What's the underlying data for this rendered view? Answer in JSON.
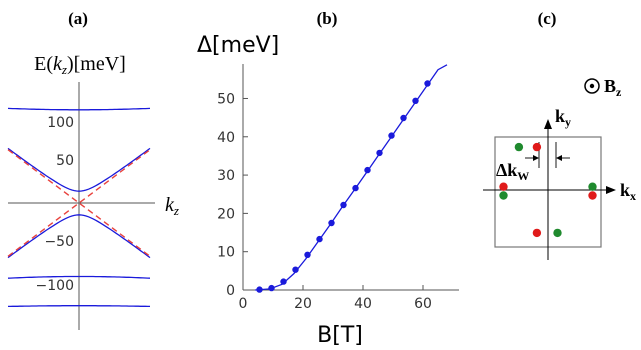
{
  "panel_labels": [
    "(a)",
    "(b)",
    "(c)"
  ],
  "panel_a": {
    "ylabel_prefix": "E(",
    "ylabel_var": "k",
    "ylabel_sub": "z",
    "ylabel_suffix": ")[meV]",
    "xlabel_var": "k",
    "xlabel_sub": "z",
    "yticks": [
      "100",
      "50",
      "−50",
      "−100"
    ]
  },
  "panel_b_text": {
    "ylabel": "Δ[meV]",
    "xlabel": "B[T]",
    "xticks": [
      "0",
      "20",
      "40",
      "60"
    ],
    "yticks": [
      "0",
      "10",
      "20",
      "30",
      "40",
      "50"
    ]
  },
  "panel_c": {
    "ky_main": "k",
    "ky_sub": "y",
    "kx_main": "k",
    "kx_sub": "x",
    "bz_main": "B",
    "bz_sub": "z",
    "dk_main": "Δk",
    "dk_sub": "W"
  },
  "colors": {
    "curve": "#1a1adb",
    "dash": "#e8413c",
    "red_dot": "#e01a1a",
    "green_dot": "#1f8a2e",
    "axis": "#555555"
  },
  "chart_data": [
    {
      "type": "line",
      "panel": "(a)",
      "title": "",
      "ylabel": "E(kz)[meV]",
      "xlabel": "kz",
      "yticks": [
        100,
        50,
        -50,
        -100
      ],
      "ylim": [
        -130,
        140
      ],
      "series": [
        {
          "style": "solid",
          "energy_at_kz0": [
            118,
            15,
            -15,
            -93,
            -130
          ]
        },
        {
          "style": "dashed",
          "description_values": {
            "slope_sign": [
              "+",
              "-"
            ],
            "energy_at_kz0": [
              0,
              0
            ]
          }
        }
      ]
    },
    {
      "type": "line",
      "panel": "(b)",
      "title": "",
      "xlabel": "B[T]",
      "ylabel": "Δ[meV]",
      "xlim": [
        0,
        72
      ],
      "ylim": [
        0,
        59
      ],
      "xticks": [
        0,
        20,
        40,
        60
      ],
      "yticks": [
        0,
        10,
        20,
        30,
        40,
        50
      ],
      "points": [
        [
          5.5,
          0.1
        ],
        [
          9.5,
          0.5
        ],
        [
          13.5,
          2.2
        ],
        [
          17.5,
          5.3
        ],
        [
          21.5,
          9.2
        ],
        [
          25.5,
          13.3
        ],
        [
          29.5,
          17.5
        ],
        [
          33.5,
          22.2
        ],
        [
          37.5,
          26.6
        ],
        [
          41.5,
          31.3
        ],
        [
          45.5,
          35.8
        ],
        [
          49.5,
          40.3
        ],
        [
          53.5,
          44.9
        ],
        [
          57.5,
          49.4
        ],
        [
          61.5,
          53.9
        ]
      ],
      "curve": [
        [
          4,
          0
        ],
        [
          9,
          0.3
        ],
        [
          13,
          1.5
        ],
        [
          17,
          4.3
        ],
        [
          21,
          8.2
        ],
        [
          25,
          12.6
        ],
        [
          29,
          17
        ],
        [
          33,
          21.6
        ],
        [
          37,
          26
        ],
        [
          41,
          30.5
        ],
        [
          45,
          35
        ],
        [
          49,
          39.5
        ],
        [
          53,
          44
        ],
        [
          57,
          48.5
        ],
        [
          61,
          53
        ],
        [
          65,
          57.5
        ],
        [
          68,
          58.8
        ]
      ]
    },
    {
      "type": "scatter",
      "panel": "(c)",
      "title": "",
      "xlabel": "kx",
      "ylabel": "ky",
      "xlim": [
        -1,
        1
      ],
      "ylim": [
        -1,
        1
      ],
      "red_points": [
        [
          -0.21,
          0.78
        ],
        [
          0.84,
          -0.1
        ],
        [
          -0.84,
          0.06
        ],
        [
          -0.21,
          -0.78
        ]
      ],
      "green_points": [
        [
          -0.55,
          0.78
        ],
        [
          0.84,
          0.06
        ],
        [
          -0.84,
          -0.1
        ],
        [
          0.18,
          -0.78
        ]
      ]
    }
  ]
}
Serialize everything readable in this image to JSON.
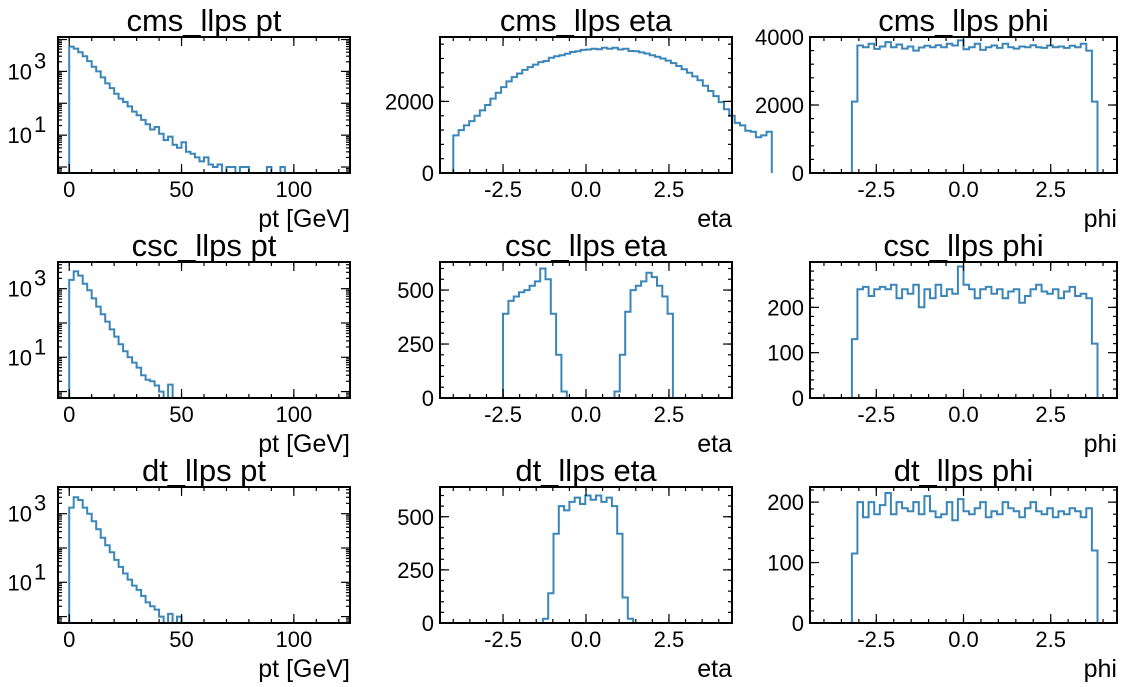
{
  "chart_data": [
    {
      "type": "histogram",
      "title": "cms_llps pt",
      "xlabel": "pt [GeV]",
      "xlim": [
        -5,
        125
      ],
      "ylog": true,
      "ylim": [
        0.65,
        12000
      ],
      "xticks": [
        {
          "v": 0,
          "label": "0"
        },
        {
          "v": 50,
          "label": "50"
        },
        {
          "v": 100,
          "label": "100"
        }
      ],
      "yticks": [
        {
          "v": 10,
          "label": "10",
          "exp": "1"
        },
        {
          "v": 1000,
          "label": "10",
          "exp": "3"
        }
      ],
      "bin_width": 2,
      "edges": [
        0
      ],
      "counts": [
        6000,
        5200,
        4000,
        3000,
        2100,
        1400,
        1000,
        650,
        420,
        300,
        200,
        140,
        110,
        80,
        55,
        42,
        30,
        22,
        15,
        18,
        11,
        7,
        9,
        5,
        4,
        6,
        3,
        2.6,
        2,
        1.5,
        2,
        1.2,
        1,
        1.2,
        0,
        1,
        1,
        0,
        1,
        1,
        0,
        0,
        0,
        0,
        1,
        0,
        0,
        1
      ]
    },
    {
      "type": "histogram",
      "title": "cms_llps eta",
      "xlabel": "eta",
      "xlim": [
        -4.4,
        4.4
      ],
      "ylim": [
        0,
        3800
      ],
      "xticks": [
        {
          "v": -2.5,
          "label": "-2.5"
        },
        {
          "v": 0,
          "label": "0.0"
        },
        {
          "v": 2.5,
          "label": "2.5"
        }
      ],
      "yticks": [
        {
          "v": 0,
          "label": "0"
        },
        {
          "v": 2000,
          "label": "2000"
        }
      ],
      "edges": [
        -4.0
      ],
      "bin_width": 0.16,
      "counts": [
        1050,
        1200,
        1330,
        1450,
        1600,
        1750,
        1900,
        2080,
        2240,
        2400,
        2560,
        2680,
        2780,
        2880,
        2960,
        3030,
        3100,
        3130,
        3220,
        3260,
        3290,
        3330,
        3380,
        3400,
        3440,
        3450,
        3470,
        3460,
        3500,
        3470,
        3500,
        3450,
        3470,
        3410,
        3400,
        3370,
        3340,
        3290,
        3250,
        3200,
        3140,
        3070,
        2990,
        2900,
        2800,
        2700,
        2590,
        2440,
        2290,
        2150,
        1980,
        1780,
        1600,
        1400,
        1330,
        1180,
        1150,
        1000,
        1050,
        1150
      ]
    },
    {
      "type": "histogram",
      "title": "cms_llps phi",
      "xlabel": "phi",
      "xlim": [
        -4.4,
        4.4
      ],
      "ylim": [
        0,
        4000
      ],
      "xticks": [
        {
          "v": -2.5,
          "label": "-2.5"
        },
        {
          "v": 0,
          "label": "0.0"
        },
        {
          "v": 2.5,
          "label": "2.5"
        }
      ],
      "yticks": [
        {
          "v": 0,
          "label": "0"
        },
        {
          "v": 2000,
          "label": "2000"
        },
        {
          "v": 4000,
          "label": "4000"
        }
      ],
      "edges": [
        -3.2
      ],
      "bin_width": 0.16,
      "counts": [
        2100,
        3750,
        3700,
        3800,
        3650,
        3720,
        3850,
        3700,
        3780,
        3660,
        3720,
        3600,
        3690,
        3740,
        3700,
        3760,
        3700,
        3800,
        3750,
        3900,
        3640,
        3700,
        3800,
        3620,
        3700,
        3750,
        3680,
        3800,
        3700,
        3660,
        3720,
        3700,
        3760,
        3700,
        3680,
        3750,
        3700,
        3720,
        3680,
        3740,
        3700,
        3800,
        3600,
        2100
      ]
    },
    {
      "type": "histogram",
      "title": "csc_llps pt",
      "xlabel": "pt [GeV]",
      "xlim": [
        -5,
        125
      ],
      "ylog": true,
      "ylim": [
        0.65,
        6000
      ],
      "xticks": [
        {
          "v": 0,
          "label": "0"
        },
        {
          "v": 50,
          "label": "50"
        },
        {
          "v": 100,
          "label": "100"
        }
      ],
      "yticks": [
        {
          "v": 10,
          "label": "10",
          "exp": "1"
        },
        {
          "v": 1000,
          "label": "10",
          "exp": "3"
        }
      ],
      "edges": [
        0
      ],
      "bin_width": 2,
      "counts": [
        1800,
        3200,
        2400,
        1400,
        900,
        520,
        300,
        180,
        110,
        65,
        40,
        24,
        15,
        10,
        7,
        5,
        3,
        2.2,
        2,
        1.5,
        1,
        0,
        1.6,
        0
      ]
    },
    {
      "type": "histogram",
      "title": "csc_llps eta",
      "xlabel": "eta",
      "xlim": [
        -4.4,
        4.4
      ],
      "ylim": [
        0,
        630
      ],
      "xticks": [
        {
          "v": -2.5,
          "label": "-2.5"
        },
        {
          "v": 0,
          "label": "0.0"
        },
        {
          "v": 2.5,
          "label": "2.5"
        }
      ],
      "yticks": [
        {
          "v": 0,
          "label": "0"
        },
        {
          "v": 250,
          "label": "250"
        },
        {
          "v": 500,
          "label": "500"
        }
      ],
      "edges": [
        -2.5
      ],
      "bin_width": 0.16,
      "counts": [
        390,
        450,
        470,
        490,
        500,
        520,
        540,
        600,
        550,
        390,
        200,
        30,
        0,
        0,
        0,
        0,
        0,
        0,
        0,
        0,
        0,
        30,
        200,
        400,
        500,
        520,
        540,
        580,
        560,
        520,
        470,
        390
      ]
    },
    {
      "type": "histogram",
      "title": "csc_llps phi",
      "xlabel": "phi",
      "xlim": [
        -4.4,
        4.4
      ],
      "ylim": [
        0,
        300
      ],
      "xticks": [
        {
          "v": -2.5,
          "label": "-2.5"
        },
        {
          "v": 0,
          "label": "0.0"
        },
        {
          "v": 2.5,
          "label": "2.5"
        }
      ],
      "yticks": [
        {
          "v": 0,
          "label": "0"
        },
        {
          "v": 100,
          "label": "100"
        },
        {
          "v": 200,
          "label": "200"
        }
      ],
      "edges": [
        -3.2
      ],
      "bin_width": 0.16,
      "counts": [
        130,
        240,
        245,
        225,
        240,
        245,
        240,
        250,
        220,
        240,
        230,
        250,
        200,
        240,
        220,
        250,
        225,
        240,
        230,
        290,
        250,
        240,
        220,
        240,
        245,
        230,
        240,
        220,
        235,
        240,
        210,
        225,
        240,
        250,
        235,
        230,
        240,
        220,
        235,
        245,
        225,
        230,
        220,
        120
      ]
    },
    {
      "type": "histogram",
      "title": "dt_llps pt",
      "xlabel": "pt [GeV]",
      "xlim": [
        -5,
        125
      ],
      "ylog": true,
      "ylim": [
        0.65,
        6000
      ],
      "xticks": [
        {
          "v": 0,
          "label": "0"
        },
        {
          "v": 50,
          "label": "50"
        },
        {
          "v": 100,
          "label": "100"
        }
      ],
      "yticks": [
        {
          "v": 10,
          "label": "10",
          "exp": "1"
        },
        {
          "v": 1000,
          "label": "10",
          "exp": "3"
        }
      ],
      "edges": [
        0
      ],
      "bin_width": 2,
      "counts": [
        1500,
        3000,
        2500,
        1500,
        1000,
        600,
        350,
        200,
        120,
        75,
        45,
        28,
        18,
        12,
        8,
        6,
        4,
        2.6,
        2,
        1.6,
        1,
        0,
        1.2,
        0,
        1
      ]
    },
    {
      "type": "histogram",
      "title": "dt_llps eta",
      "xlabel": "eta",
      "xlim": [
        -4.4,
        4.4
      ],
      "ylim": [
        0,
        640
      ],
      "xticks": [
        {
          "v": -2.5,
          "label": "-2.5"
        },
        {
          "v": 0,
          "label": "0.0"
        },
        {
          "v": 2.5,
          "label": "2.5"
        }
      ],
      "yticks": [
        {
          "v": 0,
          "label": "0"
        },
        {
          "v": 250,
          "label": "250"
        },
        {
          "v": 500,
          "label": "500"
        }
      ],
      "edges": [
        -1.3
      ],
      "bin_width": 0.16,
      "counts": [
        20,
        140,
        420,
        550,
        530,
        570,
        590,
        560,
        600,
        580,
        600,
        570,
        590,
        550,
        420,
        120,
        20
      ]
    },
    {
      "type": "histogram",
      "title": "dt_llps phi",
      "xlabel": "phi",
      "xlim": [
        -4.4,
        4.4
      ],
      "ylim": [
        0,
        225
      ],
      "xticks": [
        {
          "v": -2.5,
          "label": "-2.5"
        },
        {
          "v": 0,
          "label": "0.0"
        },
        {
          "v": 2.5,
          "label": "2.5"
        }
      ],
      "yticks": [
        {
          "v": 0,
          "label": "0"
        },
        {
          "v": 100,
          "label": "100"
        },
        {
          "v": 200,
          "label": "200"
        }
      ],
      "edges": [
        -3.2
      ],
      "bin_width": 0.16,
      "counts": [
        115,
        200,
        175,
        200,
        180,
        195,
        215,
        180,
        200,
        190,
        185,
        200,
        180,
        210,
        185,
        175,
        180,
        200,
        170,
        205,
        185,
        180,
        190,
        200,
        175,
        185,
        180,
        200,
        190,
        185,
        175,
        190,
        200,
        185,
        180,
        190,
        175,
        185,
        180,
        190,
        185,
        175,
        190,
        120
      ]
    }
  ],
  "colors": {
    "line": "#3a86b8",
    "axis": "#000000",
    "background": "#ffffff"
  }
}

———

Directions ▸ How many of the lines above hold the word "title"? Give only that number.

Solution to the exercise ▸ 12